**Input material**
===============
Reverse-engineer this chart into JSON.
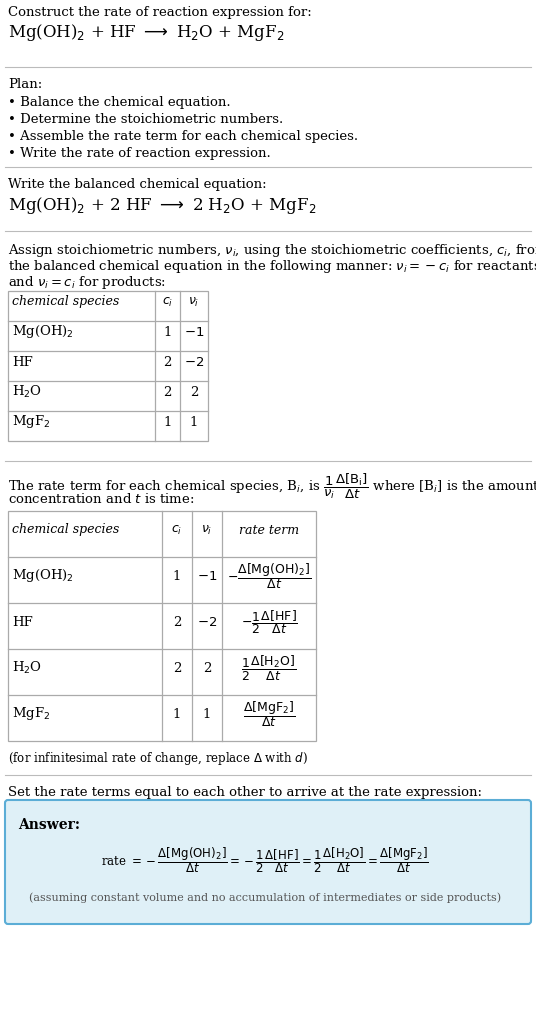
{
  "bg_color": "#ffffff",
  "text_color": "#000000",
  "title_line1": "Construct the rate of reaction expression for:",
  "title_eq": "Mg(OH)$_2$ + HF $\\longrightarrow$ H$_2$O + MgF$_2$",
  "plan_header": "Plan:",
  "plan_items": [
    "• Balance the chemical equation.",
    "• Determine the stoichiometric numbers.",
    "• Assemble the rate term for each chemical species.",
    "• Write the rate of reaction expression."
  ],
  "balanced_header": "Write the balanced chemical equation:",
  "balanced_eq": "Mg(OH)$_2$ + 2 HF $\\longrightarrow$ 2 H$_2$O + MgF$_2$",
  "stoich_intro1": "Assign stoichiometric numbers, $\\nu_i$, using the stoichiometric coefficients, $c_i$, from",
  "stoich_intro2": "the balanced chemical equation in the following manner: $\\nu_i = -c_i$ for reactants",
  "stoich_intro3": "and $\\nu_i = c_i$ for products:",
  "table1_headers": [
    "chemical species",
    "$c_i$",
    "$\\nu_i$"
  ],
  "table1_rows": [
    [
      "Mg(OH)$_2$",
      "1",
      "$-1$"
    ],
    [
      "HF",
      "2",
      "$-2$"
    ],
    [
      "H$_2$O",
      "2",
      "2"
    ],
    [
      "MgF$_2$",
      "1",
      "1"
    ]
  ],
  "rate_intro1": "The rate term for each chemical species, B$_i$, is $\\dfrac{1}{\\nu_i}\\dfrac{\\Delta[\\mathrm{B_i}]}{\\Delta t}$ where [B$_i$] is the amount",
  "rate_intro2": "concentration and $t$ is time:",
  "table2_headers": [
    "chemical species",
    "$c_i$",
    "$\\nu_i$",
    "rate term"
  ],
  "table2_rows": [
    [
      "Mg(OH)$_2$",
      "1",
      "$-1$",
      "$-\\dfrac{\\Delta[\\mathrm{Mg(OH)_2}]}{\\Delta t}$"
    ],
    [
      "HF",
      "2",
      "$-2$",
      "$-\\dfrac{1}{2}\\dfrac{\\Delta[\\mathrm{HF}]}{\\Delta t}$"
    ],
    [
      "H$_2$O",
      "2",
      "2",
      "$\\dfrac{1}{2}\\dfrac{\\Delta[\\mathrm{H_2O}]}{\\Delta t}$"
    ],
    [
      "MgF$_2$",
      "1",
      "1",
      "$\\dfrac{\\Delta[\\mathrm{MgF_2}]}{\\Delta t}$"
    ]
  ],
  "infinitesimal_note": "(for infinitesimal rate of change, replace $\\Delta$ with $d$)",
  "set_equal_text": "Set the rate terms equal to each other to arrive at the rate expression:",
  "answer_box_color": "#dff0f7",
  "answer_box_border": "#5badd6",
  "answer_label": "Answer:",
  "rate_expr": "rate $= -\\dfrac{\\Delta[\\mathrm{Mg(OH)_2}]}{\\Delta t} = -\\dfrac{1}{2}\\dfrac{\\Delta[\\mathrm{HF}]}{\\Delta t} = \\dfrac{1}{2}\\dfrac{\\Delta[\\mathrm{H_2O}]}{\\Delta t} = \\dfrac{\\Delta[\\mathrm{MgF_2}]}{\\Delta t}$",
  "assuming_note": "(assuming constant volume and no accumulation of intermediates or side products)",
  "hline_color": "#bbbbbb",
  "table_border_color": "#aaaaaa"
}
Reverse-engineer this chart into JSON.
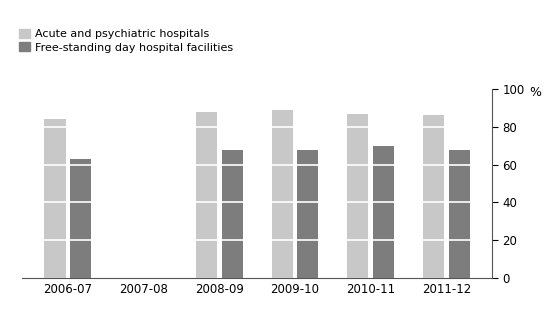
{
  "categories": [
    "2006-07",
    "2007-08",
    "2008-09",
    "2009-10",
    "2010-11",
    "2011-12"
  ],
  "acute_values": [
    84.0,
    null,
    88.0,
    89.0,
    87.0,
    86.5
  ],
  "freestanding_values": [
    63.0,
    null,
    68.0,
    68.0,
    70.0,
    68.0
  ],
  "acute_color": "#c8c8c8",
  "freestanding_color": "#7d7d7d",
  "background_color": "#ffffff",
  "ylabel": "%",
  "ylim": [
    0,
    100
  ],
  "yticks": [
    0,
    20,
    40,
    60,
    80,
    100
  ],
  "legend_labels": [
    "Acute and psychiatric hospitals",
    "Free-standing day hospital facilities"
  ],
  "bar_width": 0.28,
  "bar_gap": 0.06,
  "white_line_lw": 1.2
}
===============
**Task to complete**
Pick out the lines above containing the word "ffffff", then copy them.

**Written solution**
  "bg_color": "#ffffff",
  "background_color": "#ffffff",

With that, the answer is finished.